*Available data*:
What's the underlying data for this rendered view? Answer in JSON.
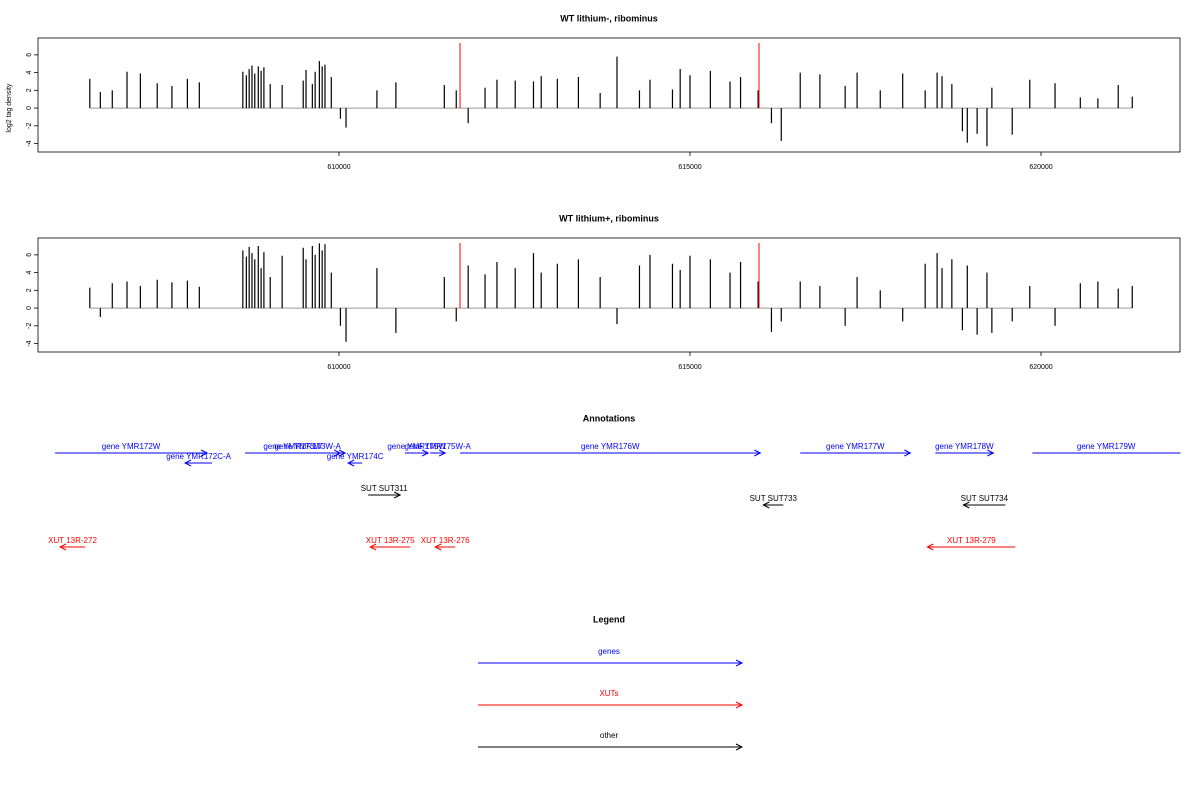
{
  "chart_data": [
    {
      "type": "bar",
      "title": "WT lithium-, ribominus",
      "y_label": "log2 tag density",
      "xlim": [
        605712,
        621980
      ],
      "ylim": [
        -4.95,
        7.9
      ],
      "xticks": [
        610000,
        615000,
        620000
      ],
      "yticks": [
        -4,
        -2,
        0,
        2,
        4,
        6
      ],
      "color": "#000000",
      "baseline_color": "#999999",
      "marker_color": "#ff0000",
      "markers": [
        611724,
        615983
      ],
      "x": [
        606450,
        606600,
        606770,
        606980,
        607170,
        607410,
        607620,
        607840,
        608010,
        608630,
        608680,
        608720,
        608760,
        608800,
        608850,
        608890,
        608930,
        609020,
        609190,
        609490,
        609530,
        609620,
        609660,
        609720,
        609760,
        609800,
        609890,
        610020,
        610100,
        610540,
        610810,
        611500,
        611670,
        611840,
        612080,
        612250,
        612510,
        612770,
        612880,
        613110,
        613410,
        613720,
        613960,
        614280,
        614430,
        614750,
        614860,
        615000,
        615290,
        615570,
        615720,
        615970,
        616160,
        616300,
        616570,
        616850,
        617210,
        617380,
        617710,
        618030,
        618350,
        618520,
        618590,
        618730,
        618880,
        618950,
        619090,
        619230,
        619300,
        619590,
        619840,
        620200,
        620560,
        620810,
        621100,
        621300
      ],
      "values": [
        3.3,
        1.8,
        2,
        4.1,
        3.9,
        2.8,
        2.5,
        3.3,
        2.9,
        4.1,
        3.7,
        4.4,
        4.8,
        3.9,
        4.7,
        4.2,
        4.6,
        2.7,
        2.6,
        3.1,
        4.3,
        2.7,
        4.1,
        5.3,
        4.7,
        4.9,
        3.5,
        -1.2,
        -2.2,
        2,
        2.9,
        2.6,
        2,
        -1.7,
        2.3,
        3.2,
        3.1,
        3,
        3.6,
        3.3,
        3.5,
        1.7,
        5.8,
        2,
        3.2,
        2.1,
        4.4,
        3.7,
        4.2,
        3,
        3.5,
        2,
        -1.7,
        -3.7,
        4,
        3.8,
        2.5,
        4,
        2,
        3.9,
        2,
        4,
        3.6,
        2.7,
        -2.6,
        -3.9,
        -2.9,
        -4.3,
        2.3,
        -3,
        3.2,
        2.8,
        1.2,
        1.1,
        2.6,
        1.3
      ]
    },
    {
      "type": "bar",
      "title": "WT lithium+, ribominus",
      "xlim": [
        605712,
        621980
      ],
      "ylim": [
        -4.95,
        7.9
      ],
      "xticks": [
        610000,
        615000,
        620000
      ],
      "yticks": [
        -4,
        -2,
        0,
        2,
        4,
        6
      ],
      "color": "#000000",
      "baseline_color": "#999999",
      "marker_color": "#ff0000",
      "markers": [
        611724,
        615983
      ],
      "x": [
        606450,
        606600,
        606770,
        606980,
        607170,
        607410,
        607620,
        607840,
        608010,
        608630,
        608680,
        608720,
        608760,
        608800,
        608850,
        608890,
        608930,
        609020,
        609190,
        609490,
        609530,
        609620,
        609660,
        609720,
        609760,
        609800,
        609890,
        610020,
        610100,
        610540,
        610810,
        611500,
        611670,
        611840,
        612080,
        612250,
        612510,
        612770,
        612880,
        613110,
        613410,
        613720,
        613960,
        614280,
        614430,
        614750,
        614860,
        615000,
        615290,
        615570,
        615720,
        615970,
        616160,
        616300,
        616570,
        616850,
        617210,
        617380,
        617710,
        618030,
        618350,
        618520,
        618590,
        618730,
        618880,
        618950,
        619090,
        619230,
        619300,
        619590,
        619840,
        620200,
        620560,
        620810,
        621100,
        621300
      ],
      "values": [
        2.3,
        -1,
        2.8,
        3,
        2.5,
        3.2,
        2.9,
        3.1,
        2.4,
        6.5,
        5.8,
        6.9,
        6.2,
        5.5,
        7,
        4.5,
        6.3,
        3.5,
        5.9,
        6.8,
        5.5,
        7,
        6,
        7.3,
        6.5,
        7.2,
        4,
        -2,
        -3.8,
        4.5,
        -2.8,
        3.5,
        -1.5,
        4.8,
        3.8,
        5.2,
        4.5,
        6.2,
        4,
        5,
        5.5,
        3.5,
        -1.8,
        4.8,
        6,
        5,
        4.3,
        5.9,
        5.5,
        4,
        5.2,
        3,
        -2.7,
        -1.5,
        3,
        2.5,
        -2,
        3.5,
        2,
        -1.5,
        5,
        6.2,
        4.5,
        5.5,
        -2.5,
        4.8,
        -3,
        4,
        -2.8,
        -1.5,
        2.5,
        -2,
        2.8,
        3,
        2.2,
        2.5
      ]
    },
    {
      "type": "annotation",
      "title": "Annotations",
      "xlim": [
        605712,
        621980
      ],
      "features": [
        {
          "label": "gene YMR172W",
          "start": 605955,
          "end": 608121,
          "strand": "+",
          "color": "#0000ff"
        },
        {
          "label": "gene YMR172C-A",
          "start": 607807,
          "end": 608192,
          "strand": "-",
          "color": "#0000ff"
        },
        {
          "label": "gene YMR173W",
          "start": 608662,
          "end": 610016,
          "strand": "+",
          "color": "#0000ff"
        },
        {
          "label": "gene YMR173W-A",
          "start": 609019,
          "end": 610087,
          "strand": "+",
          "color": "#0000ff"
        },
        {
          "label": "gene YMR174C",
          "start": 610130,
          "end": 610330,
          "strand": "-",
          "color": "#0000ff"
        },
        {
          "label": "gene YMR175W",
          "start": 610942,
          "end": 611270,
          "strand": "+",
          "color": "#0000ff"
        },
        {
          "label": "gene YMR175W-A",
          "start": 611299,
          "end": 611512,
          "strand": "+",
          "color": "#0000ff"
        },
        {
          "label": "gene YMR176W",
          "start": 611726,
          "end": 616001,
          "strand": "+",
          "color": "#0000ff"
        },
        {
          "label": "gene YMR177W",
          "start": 616571,
          "end": 618139,
          "strand": "+",
          "color": "#0000ff"
        },
        {
          "label": "gene YMR178W",
          "start": 618495,
          "end": 619321,
          "strand": "+",
          "color": "#0000ff"
        },
        {
          "label": "gene YMR179W",
          "start": 619877,
          "end": 621986,
          "strand": "+",
          "color": "#0000ff"
        },
        {
          "label": "SUT SUT311",
          "start": 610415,
          "end": 610871,
          "strand": "+",
          "color": "#000000"
        },
        {
          "label": "SUT SUT733",
          "start": 616044,
          "end": 616329,
          "strand": "-",
          "color": "#000000"
        },
        {
          "label": "SUT SUT734",
          "start": 618894,
          "end": 619492,
          "strand": "-",
          "color": "#000000"
        },
        {
          "label": "XUT 13R-272",
          "start": 606026,
          "end": 606382,
          "strand": "-",
          "color": "#ff0000"
        },
        {
          "label": "XUT 13R-275",
          "start": 610444,
          "end": 611014,
          "strand": "-",
          "color": "#ff0000"
        },
        {
          "label": "XUT 13R-276",
          "start": 611370,
          "end": 611655,
          "strand": "-",
          "color": "#ff0000"
        },
        {
          "label": "XUT 13R-279",
          "start": 618381,
          "end": 619635,
          "strand": "-",
          "color": "#ff0000"
        }
      ]
    },
    {
      "type": "legend",
      "title": "Legend",
      "items": [
        {
          "name": "genes",
          "color": "#0000ff"
        },
        {
          "name": "XUTs",
          "color": "#ff0000"
        },
        {
          "name": "other",
          "color": "#000000"
        }
      ]
    }
  ]
}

*Task brief*: Write the records out again in full, exactly, and skip every picture.

*Solution for this problem*:
What's the underlying data for this rendered view? Answer in JSON.
{
  "chart_data": [
    {
      "type": "bar",
      "title": "WT lithium-, ribominus",
      "y_label": "log2 tag density",
      "xlim": [
        605712,
        621980
      ],
      "ylim": [
        -4.95,
        7.9
      ],
      "xticks": [
        610000,
        615000,
        620000
      ],
      "yticks": [
        -4,
        -2,
        0,
        2,
        4,
        6
      ],
      "color": "#000000",
      "baseline_color": "#999999",
      "marker_color": "#ff0000",
      "markers": [
        611724,
        615983
      ],
      "x": [
        606450,
        606600,
        606770,
        606980,
        607170,
        607410,
        607620,
        607840,
        608010,
        608630,
        608680,
        608720,
        608760,
        608800,
        608850,
        608890,
        608930,
        609020,
        609190,
        609490,
        609530,
        609620,
        609660,
        609720,
        609760,
        609800,
        609890,
        610020,
        610100,
        610540,
        610810,
        611500,
        611670,
        611840,
        612080,
        612250,
        612510,
        612770,
        612880,
        613110,
        613410,
        613720,
        613960,
        614280,
        614430,
        614750,
        614860,
        615000,
        615290,
        615570,
        615720,
        615970,
        616160,
        616300,
        616570,
        616850,
        617210,
        617380,
        617710,
        618030,
        618350,
        618520,
        618590,
        618730,
        618880,
        618950,
        619090,
        619230,
        619300,
        619590,
        619840,
        620200,
        620560,
        620810,
        621100,
        621300
      ],
      "values": [
        3.3,
        1.8,
        2,
        4.1,
        3.9,
        2.8,
        2.5,
        3.3,
        2.9,
        4.1,
        3.7,
        4.4,
        4.8,
        3.9,
        4.7,
        4.2,
        4.6,
        2.7,
        2.6,
        3.1,
        4.3,
        2.7,
        4.1,
        5.3,
        4.7,
        4.9,
        3.5,
        -1.2,
        -2.2,
        2,
        2.9,
        2.6,
        2,
        -1.7,
        2.3,
        3.2,
        3.1,
        3,
        3.6,
        3.3,
        3.5,
        1.7,
        5.8,
        2,
        3.2,
        2.1,
        4.4,
        3.7,
        4.2,
        3,
        3.5,
        2,
        -1.7,
        -3.7,
        4,
        3.8,
        2.5,
        4,
        2,
        3.9,
        2,
        4,
        3.6,
        2.7,
        -2.6,
        -3.9,
        -2.9,
        -4.3,
        2.3,
        -3,
        3.2,
        2.8,
        1.2,
        1.1,
        2.6,
        1.3
      ]
    },
    {
      "type": "bar",
      "title": "WT lithium+, ribominus",
      "xlim": [
        605712,
        621980
      ],
      "ylim": [
        -4.95,
        7.9
      ],
      "xticks": [
        610000,
        615000,
        620000
      ],
      "yticks": [
        -4,
        -2,
        0,
        2,
        4,
        6
      ],
      "color": "#000000",
      "baseline_color": "#999999",
      "marker_color": "#ff0000",
      "markers": [
        611724,
        615983
      ],
      "x": [
        606450,
        606600,
        606770,
        606980,
        607170,
        607410,
        607620,
        607840,
        608010,
        608630,
        608680,
        608720,
        608760,
        608800,
        608850,
        608890,
        608930,
        609020,
        609190,
        609490,
        609530,
        609620,
        609660,
        609720,
        609760,
        609800,
        609890,
        610020,
        610100,
        610540,
        610810,
        611500,
        611670,
        611840,
        612080,
        612250,
        612510,
        612770,
        612880,
        613110,
        613410,
        613720,
        613960,
        614280,
        614430,
        614750,
        614860,
        615000,
        615290,
        615570,
        615720,
        615970,
        616160,
        616300,
        616570,
        616850,
        617210,
        617380,
        617710,
        618030,
        618350,
        618520,
        618590,
        618730,
        618880,
        618950,
        619090,
        619230,
        619300,
        619590,
        619840,
        620200,
        620560,
        620810,
        621100,
        621300
      ],
      "values": [
        2.3,
        -1,
        2.8,
        3,
        2.5,
        3.2,
        2.9,
        3.1,
        2.4,
        6.5,
        5.8,
        6.9,
        6.2,
        5.5,
        7,
        4.5,
        6.3,
        3.5,
        5.9,
        6.8,
        5.5,
        7,
        6,
        7.3,
        6.5,
        7.2,
        4,
        -2,
        -3.8,
        4.5,
        -2.8,
        3.5,
        -1.5,
        4.8,
        3.8,
        5.2,
        4.5,
        6.2,
        4,
        5,
        5.5,
        3.5,
        -1.8,
        4.8,
        6,
        5,
        4.3,
        5.9,
        5.5,
        4,
        5.2,
        3,
        -2.7,
        -1.5,
        3,
        2.5,
        -2,
        3.5,
        2,
        -1.5,
        5,
        6.2,
        4.5,
        5.5,
        -2.5,
        4.8,
        -3,
        4,
        -2.8,
        -1.5,
        2.5,
        -2,
        2.8,
        3,
        2.2,
        2.5
      ]
    },
    {
      "type": "annotation",
      "title": "Annotations",
      "xlim": [
        605712,
        621980
      ],
      "features": [
        {
          "label": "gene YMR172W",
          "start": 605955,
          "end": 608121,
          "strand": "+",
          "color": "#0000ff"
        },
        {
          "label": "gene YMR172C-A",
          "start": 607807,
          "end": 608192,
          "strand": "-",
          "color": "#0000ff"
        },
        {
          "label": "gene YMR173W",
          "start": 608662,
          "end": 610016,
          "strand": "+",
          "color": "#0000ff"
        },
        {
          "label": "gene YMR173W-A",
          "start": 609019,
          "end": 610087,
          "strand": "+",
          "color": "#0000ff"
        },
        {
          "label": "gene YMR174C",
          "start": 610130,
          "end": 610330,
          "strand": "-",
          "color": "#0000ff"
        },
        {
          "label": "gene YMR175W",
          "start": 610942,
          "end": 611270,
          "strand": "+",
          "color": "#0000ff"
        },
        {
          "label": "gene YMR175W-A",
          "start": 611299,
          "end": 611512,
          "strand": "+",
          "color": "#0000ff"
        },
        {
          "label": "gene YMR176W",
          "start": 611726,
          "end": 616001,
          "strand": "+",
          "color": "#0000ff"
        },
        {
          "label": "gene YMR177W",
          "start": 616571,
          "end": 618139,
          "strand": "+",
          "color": "#0000ff"
        },
        {
          "label": "gene YMR178W",
          "start": 618495,
          "end": 619321,
          "strand": "+",
          "color": "#0000ff"
        },
        {
          "label": "gene YMR179W",
          "start": 619877,
          "end": 621986,
          "strand": "+",
          "color": "#0000ff"
        },
        {
          "label": "SUT SUT311",
          "start": 610415,
          "end": 610871,
          "strand": "+",
          "color": "#000000"
        },
        {
          "label": "SUT SUT733",
          "start": 616044,
          "end": 616329,
          "strand": "-",
          "color": "#000000"
        },
        {
          "label": "SUT SUT734",
          "start": 618894,
          "end": 619492,
          "strand": "-",
          "color": "#000000"
        },
        {
          "label": "XUT 13R-272",
          "start": 606026,
          "end": 606382,
          "strand": "-",
          "color": "#ff0000"
        },
        {
          "label": "XUT 13R-275",
          "start": 610444,
          "end": 611014,
          "strand": "-",
          "color": "#ff0000"
        },
        {
          "label": "XUT 13R-276",
          "start": 611370,
          "end": 611655,
          "strand": "-",
          "color": "#ff0000"
        },
        {
          "label": "XUT 13R-279",
          "start": 618381,
          "end": 619635,
          "strand": "-",
          "color": "#ff0000"
        }
      ]
    },
    {
      "type": "legend",
      "title": "Legend",
      "items": [
        {
          "name": "genes",
          "color": "#0000ff"
        },
        {
          "name": "XUTs",
          "color": "#ff0000"
        },
        {
          "name": "other",
          "color": "#000000"
        }
      ]
    }
  ]
}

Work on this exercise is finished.